DO THIS:
Output the material exactly, but drop every image it holds.

━━━━━ RECORD SET

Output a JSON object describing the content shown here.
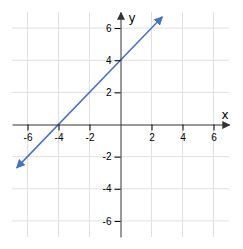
{
  "chart_data": {
    "type": "line",
    "x": [
      -6.7,
      2.7
    ],
    "values": [
      -2.7,
      6.7
    ],
    "color": "#4472C4",
    "xlabel": "x",
    "ylabel": "y",
    "xlim": [
      -7,
      7
    ],
    "ylim": [
      -7,
      7
    ],
    "xticks": [
      -6,
      -4,
      -2,
      2,
      4,
      6
    ],
    "yticks": [
      -6,
      -4,
      -2,
      2,
      4,
      6
    ],
    "grid": true
  }
}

━━━━━━━━━━

RESPONSE TO THE TASK:
Output a JSON object describing the content shown here.
{
  "chart_data": {
    "type": "line",
    "x": [
      -6.7,
      2.7
    ],
    "values": [
      -2.7,
      6.7
    ],
    "color": "#4472C4",
    "xlabel": "x",
    "ylabel": "y",
    "xlim": [
      -7,
      7
    ],
    "ylim": [
      -7,
      7
    ],
    "xticks": [
      -6,
      -4,
      -2,
      2,
      4,
      6
    ],
    "yticks": [
      -6,
      -4,
      -2,
      2,
      4,
      6
    ],
    "grid": true
  }
}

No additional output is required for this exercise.